> **Exercise description**
Make an exact copy of all the data.

>> Start Stored records

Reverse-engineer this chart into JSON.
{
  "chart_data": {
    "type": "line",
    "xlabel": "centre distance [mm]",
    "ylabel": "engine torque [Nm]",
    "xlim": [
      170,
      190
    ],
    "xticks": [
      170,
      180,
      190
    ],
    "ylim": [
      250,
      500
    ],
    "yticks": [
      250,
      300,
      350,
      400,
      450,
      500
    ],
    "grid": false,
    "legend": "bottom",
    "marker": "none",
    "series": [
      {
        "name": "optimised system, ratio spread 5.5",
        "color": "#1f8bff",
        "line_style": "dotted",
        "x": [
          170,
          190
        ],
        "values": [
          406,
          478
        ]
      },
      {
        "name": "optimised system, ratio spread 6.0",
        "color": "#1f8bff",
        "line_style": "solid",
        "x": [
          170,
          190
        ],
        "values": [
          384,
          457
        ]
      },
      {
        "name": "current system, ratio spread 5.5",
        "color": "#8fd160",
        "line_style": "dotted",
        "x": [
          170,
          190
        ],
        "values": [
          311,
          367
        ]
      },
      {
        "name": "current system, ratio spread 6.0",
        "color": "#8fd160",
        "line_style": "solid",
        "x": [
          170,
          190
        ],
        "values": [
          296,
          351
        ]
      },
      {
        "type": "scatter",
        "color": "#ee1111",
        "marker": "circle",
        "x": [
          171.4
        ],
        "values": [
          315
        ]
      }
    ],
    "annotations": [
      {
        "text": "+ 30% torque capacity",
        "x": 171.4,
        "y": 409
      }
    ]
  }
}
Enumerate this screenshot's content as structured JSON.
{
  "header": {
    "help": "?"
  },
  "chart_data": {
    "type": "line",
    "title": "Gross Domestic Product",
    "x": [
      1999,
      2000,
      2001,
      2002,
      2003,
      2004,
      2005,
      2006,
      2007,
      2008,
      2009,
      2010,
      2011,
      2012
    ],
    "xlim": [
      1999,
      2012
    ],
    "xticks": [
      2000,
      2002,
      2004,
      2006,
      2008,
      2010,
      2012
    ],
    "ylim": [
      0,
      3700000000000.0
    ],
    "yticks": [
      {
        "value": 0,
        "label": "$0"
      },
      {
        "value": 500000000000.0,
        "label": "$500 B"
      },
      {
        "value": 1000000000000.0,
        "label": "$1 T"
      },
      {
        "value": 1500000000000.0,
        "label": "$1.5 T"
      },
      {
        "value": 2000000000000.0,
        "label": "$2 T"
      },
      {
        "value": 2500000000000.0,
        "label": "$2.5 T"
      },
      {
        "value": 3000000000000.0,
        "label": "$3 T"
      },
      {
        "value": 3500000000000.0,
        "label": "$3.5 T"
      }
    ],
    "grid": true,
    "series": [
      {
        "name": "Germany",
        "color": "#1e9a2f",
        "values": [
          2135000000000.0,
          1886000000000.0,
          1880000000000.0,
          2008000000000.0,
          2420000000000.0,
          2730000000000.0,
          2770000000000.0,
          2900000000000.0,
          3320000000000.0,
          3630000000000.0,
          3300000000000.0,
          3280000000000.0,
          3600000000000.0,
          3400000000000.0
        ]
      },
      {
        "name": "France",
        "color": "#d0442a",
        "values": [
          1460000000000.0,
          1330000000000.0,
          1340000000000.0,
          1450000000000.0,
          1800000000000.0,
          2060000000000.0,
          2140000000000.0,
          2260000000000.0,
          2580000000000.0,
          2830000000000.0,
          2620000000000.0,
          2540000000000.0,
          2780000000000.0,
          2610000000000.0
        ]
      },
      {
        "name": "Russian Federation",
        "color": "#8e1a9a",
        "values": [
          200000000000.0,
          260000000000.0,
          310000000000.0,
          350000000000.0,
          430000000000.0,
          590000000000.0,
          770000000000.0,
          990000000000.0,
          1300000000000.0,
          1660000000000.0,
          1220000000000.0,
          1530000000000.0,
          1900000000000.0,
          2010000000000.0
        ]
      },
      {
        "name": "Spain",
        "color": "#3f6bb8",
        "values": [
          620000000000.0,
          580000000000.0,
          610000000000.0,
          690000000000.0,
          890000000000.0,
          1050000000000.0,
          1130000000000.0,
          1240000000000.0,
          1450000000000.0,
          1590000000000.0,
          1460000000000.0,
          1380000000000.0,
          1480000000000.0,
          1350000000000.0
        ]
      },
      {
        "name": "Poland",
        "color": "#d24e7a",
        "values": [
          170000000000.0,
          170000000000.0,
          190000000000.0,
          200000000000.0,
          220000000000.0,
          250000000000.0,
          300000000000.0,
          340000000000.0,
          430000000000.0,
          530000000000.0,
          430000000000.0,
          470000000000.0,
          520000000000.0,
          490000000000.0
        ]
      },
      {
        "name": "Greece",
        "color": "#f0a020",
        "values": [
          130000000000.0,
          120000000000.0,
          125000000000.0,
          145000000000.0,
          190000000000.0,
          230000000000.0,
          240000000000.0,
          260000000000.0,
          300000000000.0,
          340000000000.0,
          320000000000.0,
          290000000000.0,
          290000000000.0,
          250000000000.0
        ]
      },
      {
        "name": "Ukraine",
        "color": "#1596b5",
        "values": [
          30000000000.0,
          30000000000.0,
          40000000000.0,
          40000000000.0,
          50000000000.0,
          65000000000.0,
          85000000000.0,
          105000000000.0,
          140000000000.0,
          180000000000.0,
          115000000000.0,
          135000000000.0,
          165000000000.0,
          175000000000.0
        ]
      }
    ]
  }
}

>> End Stored records

> **Solution**
Reverse-engineer this chart into JSON.
{
  "chart_data": {
    "type": "line",
    "xlabel": "centre distance [mm]",
    "ylabel": "engine torque [Nm]",
    "xlim": [
      170,
      190
    ],
    "xticks": [
      170,
      180,
      190
    ],
    "ylim": [
      250,
      500
    ],
    "yticks": [
      250,
      300,
      350,
      400,
      450,
      500
    ],
    "grid": false,
    "legend": "bottom",
    "marker": "none",
    "series": [
      {
        "name": "optimised system, ratio spread 5.5",
        "color": "#1f8bff",
        "line_style": "dotted",
        "x": [
          170,
          190
        ],
        "values": [
          406,
          478
        ]
      },
      {
        "name": "optimised system, ratio spread 6.0",
        "color": "#1f8bff",
        "line_style": "solid",
        "x": [
          170,
          190
        ],
        "values": [
          384,
          457
        ]
      },
      {
        "name": "current system, ratio spread 5.5",
        "color": "#8fd160",
        "line_style": "dotted",
        "x": [
          170,
          190
        ],
        "values": [
          311,
          367
        ]
      },
      {
        "name": "current system, ratio spread 6.0",
        "color": "#8fd160",
        "line_style": "solid",
        "x": [
          170,
          190
        ],
        "values": [
          296,
          351
        ]
      },
      {
        "type": "scatter",
        "color": "#ee1111",
        "marker": "circle",
        "x": [
          171.4
        ],
        "values": [
          315
        ]
      }
    ],
    "annotations": [
      {
        "text": "+ 30% torque capacity",
        "x": 171.4,
        "y": 409
      }
    ]
  }
}
Enumerate this screenshot's content as structured JSON.
{
  "header": {
    "help": "?"
  },
  "chart_data": {
    "type": "line",
    "title": "Gross Domestic Product",
    "x": [
      1999,
      2000,
      2001,
      2002,
      2003,
      2004,
      2005,
      2006,
      2007,
      2008,
      2009,
      2010,
      2011,
      2012
    ],
    "xlim": [
      1999,
      2012
    ],
    "xticks": [
      2000,
      2002,
      2004,
      2006,
      2008,
      2010,
      2012
    ],
    "ylim": [
      0,
      3700000000000.0
    ],
    "yticks": [
      {
        "value": 0,
        "label": "$0"
      },
      {
        "value": 500000000000.0,
        "label": "$500 B"
      },
      {
        "value": 1000000000000.0,
        "label": "$1 T"
      },
      {
        "value": 1500000000000.0,
        "label": "$1.5 T"
      },
      {
        "value": 2000000000000.0,
        "label": "$2 T"
      },
      {
        "value": 2500000000000.0,
        "label": "$2.5 T"
      },
      {
        "value": 3000000000000.0,
        "label": "$3 T"
      },
      {
        "value": 3500000000000.0,
        "label": "$3.5 T"
      }
    ],
    "grid": true,
    "series": [
      {
        "name": "Germany",
        "color": "#1e9a2f",
        "values": [
          2135000000000.0,
          1886000000000.0,
          1880000000000.0,
          2008000000000.0,
          2420000000000.0,
          2730000000000.0,
          2770000000000.0,
          2900000000000.0,
          3320000000000.0,
          3630000000000.0,
          3300000000000.0,
          3280000000000.0,
          3600000000000.0,
          3400000000000.0
        ]
      },
      {
        "name": "France",
        "color": "#d0442a",
        "values": [
          1460000000000.0,
          1330000000000.0,
          1340000000000.0,
          1450000000000.0,
          1800000000000.0,
          2060000000000.0,
          2140000000000.0,
          2260000000000.0,
          2580000000000.0,
          2830000000000.0,
          2620000000000.0,
          2540000000000.0,
          2780000000000.0,
          2610000000000.0
        ]
      },
      {
        "name": "Russian Federation",
        "color": "#8e1a9a",
        "values": [
          200000000000.0,
          260000000000.0,
          310000000000.0,
          350000000000.0,
          430000000000.0,
          590000000000.0,
          770000000000.0,
          990000000000.0,
          1300000000000.0,
          1660000000000.0,
          1220000000000.0,
          1530000000000.0,
          1900000000000.0,
          2010000000000.0
        ]
      },
      {
        "name": "Spain",
        "color": "#3f6bb8",
        "values": [
          620000000000.0,
          580000000000.0,
          610000000000.0,
          690000000000.0,
          890000000000.0,
          1050000000000.0,
          1130000000000.0,
          1240000000000.0,
          1450000000000.0,
          1590000000000.0,
          1460000000000.0,
          1380000000000.0,
          1480000000000.0,
          1350000000000.0
        ]
      },
      {
        "name": "Poland",
        "color": "#d24e7a",
        "values": [
          170000000000.0,
          170000000000.0,
          190000000000.0,
          200000000000.0,
          220000000000.0,
          250000000000.0,
          300000000000.0,
          340000000000.0,
          430000000000.0,
          530000000000.0,
          430000000000.0,
          470000000000.0,
          520000000000.0,
          490000000000.0
        ]
      },
      {
        "name": "Greece",
        "color": "#f0a020",
        "values": [
          130000000000.0,
          120000000000.0,
          125000000000.0,
          145000000000.0,
          190000000000.0,
          230000000000.0,
          240000000000.0,
          260000000000.0,
          300000000000.0,
          340000000000.0,
          320000000000.0,
          290000000000.0,
          290000000000.0,
          250000000000.0
        ]
      },
      {
        "name": "Ukraine",
        "color": "#1596b5",
        "values": [
          30000000000.0,
          30000000000.0,
          40000000000.0,
          40000000000.0,
          50000000000.0,
          65000000000.0,
          85000000000.0,
          105000000000.0,
          140000000000.0,
          180000000000.0,
          115000000000.0,
          135000000000.0,
          165000000000.0,
          175000000000.0
        ]
      }
    ]
  }
}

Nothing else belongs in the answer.